— START Records supplied —

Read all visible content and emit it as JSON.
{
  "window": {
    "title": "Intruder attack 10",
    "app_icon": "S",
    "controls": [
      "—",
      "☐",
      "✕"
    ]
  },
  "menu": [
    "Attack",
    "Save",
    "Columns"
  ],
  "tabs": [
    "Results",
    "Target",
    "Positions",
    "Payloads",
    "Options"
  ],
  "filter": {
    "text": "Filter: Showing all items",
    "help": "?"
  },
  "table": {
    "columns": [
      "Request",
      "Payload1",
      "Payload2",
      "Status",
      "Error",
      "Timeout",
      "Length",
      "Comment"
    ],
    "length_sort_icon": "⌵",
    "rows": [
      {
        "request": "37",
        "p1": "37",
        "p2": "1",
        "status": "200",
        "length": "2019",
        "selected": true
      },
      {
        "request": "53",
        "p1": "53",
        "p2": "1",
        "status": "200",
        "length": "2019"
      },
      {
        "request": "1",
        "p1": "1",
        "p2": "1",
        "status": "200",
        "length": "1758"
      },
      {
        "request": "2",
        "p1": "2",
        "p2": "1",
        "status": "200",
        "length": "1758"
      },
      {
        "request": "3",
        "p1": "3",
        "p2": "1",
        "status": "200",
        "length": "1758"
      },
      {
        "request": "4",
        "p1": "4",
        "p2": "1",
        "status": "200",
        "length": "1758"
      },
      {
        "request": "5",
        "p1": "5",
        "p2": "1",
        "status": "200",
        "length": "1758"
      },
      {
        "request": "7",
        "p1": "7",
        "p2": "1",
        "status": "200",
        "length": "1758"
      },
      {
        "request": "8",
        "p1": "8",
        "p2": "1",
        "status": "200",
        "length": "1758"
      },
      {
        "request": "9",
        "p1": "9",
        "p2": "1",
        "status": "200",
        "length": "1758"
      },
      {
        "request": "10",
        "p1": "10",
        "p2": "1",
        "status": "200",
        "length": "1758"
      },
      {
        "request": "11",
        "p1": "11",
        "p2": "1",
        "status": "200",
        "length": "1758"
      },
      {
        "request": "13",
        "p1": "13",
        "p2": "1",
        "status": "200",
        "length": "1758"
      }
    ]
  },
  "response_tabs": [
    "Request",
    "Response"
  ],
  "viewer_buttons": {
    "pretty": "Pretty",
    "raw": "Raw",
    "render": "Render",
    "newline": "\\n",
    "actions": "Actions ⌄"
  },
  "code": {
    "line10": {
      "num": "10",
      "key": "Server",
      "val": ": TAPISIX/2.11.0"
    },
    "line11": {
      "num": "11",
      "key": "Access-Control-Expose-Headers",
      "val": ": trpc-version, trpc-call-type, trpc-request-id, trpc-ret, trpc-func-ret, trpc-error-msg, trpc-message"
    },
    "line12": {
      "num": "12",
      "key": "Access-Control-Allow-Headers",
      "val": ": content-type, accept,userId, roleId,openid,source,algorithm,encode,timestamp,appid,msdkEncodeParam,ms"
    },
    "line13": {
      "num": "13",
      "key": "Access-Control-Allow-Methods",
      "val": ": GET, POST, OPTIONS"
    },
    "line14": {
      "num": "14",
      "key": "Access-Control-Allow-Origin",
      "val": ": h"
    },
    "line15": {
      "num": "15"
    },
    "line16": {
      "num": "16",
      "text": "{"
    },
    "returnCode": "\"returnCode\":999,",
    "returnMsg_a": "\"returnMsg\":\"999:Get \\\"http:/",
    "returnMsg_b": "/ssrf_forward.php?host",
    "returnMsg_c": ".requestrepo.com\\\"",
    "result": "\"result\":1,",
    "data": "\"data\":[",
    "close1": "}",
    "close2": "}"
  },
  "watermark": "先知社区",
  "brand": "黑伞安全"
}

— END Records supplied —

Exercise details:
The full set of records should be duplicated exactly.

Solution to this problem:
Read all visible content and emit it as JSON.
{
  "window": {
    "title": "Intruder attack 10",
    "app_icon": "S",
    "controls": [
      "—",
      "☐",
      "✕"
    ]
  },
  "menu": [
    "Attack",
    "Save",
    "Columns"
  ],
  "tabs": [
    "Results",
    "Target",
    "Positions",
    "Payloads",
    "Options"
  ],
  "filter": {
    "text": "Filter: Showing all items",
    "help": "?"
  },
  "table": {
    "columns": [
      "Request",
      "Payload1",
      "Payload2",
      "Status",
      "Error",
      "Timeout",
      "Length",
      "Comment"
    ],
    "length_sort_icon": "⌵",
    "rows": [
      {
        "request": "37",
        "p1": "37",
        "p2": "1",
        "status": "200",
        "length": "2019",
        "selected": true
      },
      {
        "request": "53",
        "p1": "53",
        "p2": "1",
        "status": "200",
        "length": "2019"
      },
      {
        "request": "1",
        "p1": "1",
        "p2": "1",
        "status": "200",
        "length": "1758"
      },
      {
        "request": "2",
        "p1": "2",
        "p2": "1",
        "status": "200",
        "length": "1758"
      },
      {
        "request": "3",
        "p1": "3",
        "p2": "1",
        "status": "200",
        "length": "1758"
      },
      {
        "request": "4",
        "p1": "4",
        "p2": "1",
        "status": "200",
        "length": "1758"
      },
      {
        "request": "5",
        "p1": "5",
        "p2": "1",
        "status": "200",
        "length": "1758"
      },
      {
        "request": "7",
        "p1": "7",
        "p2": "1",
        "status": "200",
        "length": "1758"
      },
      {
        "request": "8",
        "p1": "8",
        "p2": "1",
        "status": "200",
        "length": "1758"
      },
      {
        "request": "9",
        "p1": "9",
        "p2": "1",
        "status": "200",
        "length": "1758"
      },
      {
        "request": "10",
        "p1": "10",
        "p2": "1",
        "status": "200",
        "length": "1758"
      },
      {
        "request": "11",
        "p1": "11",
        "p2": "1",
        "status": "200",
        "length": "1758"
      },
      {
        "request": "13",
        "p1": "13",
        "p2": "1",
        "status": "200",
        "length": "1758"
      }
    ]
  },
  "response_tabs": [
    "Request",
    "Response"
  ],
  "viewer_buttons": {
    "pretty": "Pretty",
    "raw": "Raw",
    "render": "Render",
    "newline": "\\n",
    "actions": "Actions ⌄"
  },
  "code": {
    "line10": {
      "num": "10",
      "key": "Server",
      "val": ": TAPISIX/2.11.0"
    },
    "line11": {
      "num": "11",
      "key": "Access-Control-Expose-Headers",
      "val": ": trpc-version, trpc-call-type, trpc-request-id, trpc-ret, trpc-func-ret, trpc-error-msg, trpc-message"
    },
    "line12": {
      "num": "12",
      "key": "Access-Control-Allow-Headers",
      "val": ": content-type, accept,userId, roleId,openid,source,algorithm,encode,timestamp,appid,msdkEncodeParam,ms"
    },
    "line13": {
      "num": "13",
      "key": "Access-Control-Allow-Methods",
      "val": ": GET, POST, OPTIONS"
    },
    "line14": {
      "num": "14",
      "key": "Access-Control-Allow-Origin",
      "val": ": h"
    },
    "line15": {
      "num": "15"
    },
    "line16": {
      "num": "16",
      "text": "{"
    },
    "returnCode": "\"returnCode\":999,",
    "returnMsg_a": "\"returnMsg\":\"999:Get \\\"http:/",
    "returnMsg_b": "/ssrf_forward.php?host",
    "returnMsg_c": ".requestrepo.com\\\"",
    "result": "\"result\":1,",
    "data": "\"data\":[",
    "close1": "}",
    "close2": "}"
  },
  "watermark": "先知社区",
  "brand": "黑伞安全"
}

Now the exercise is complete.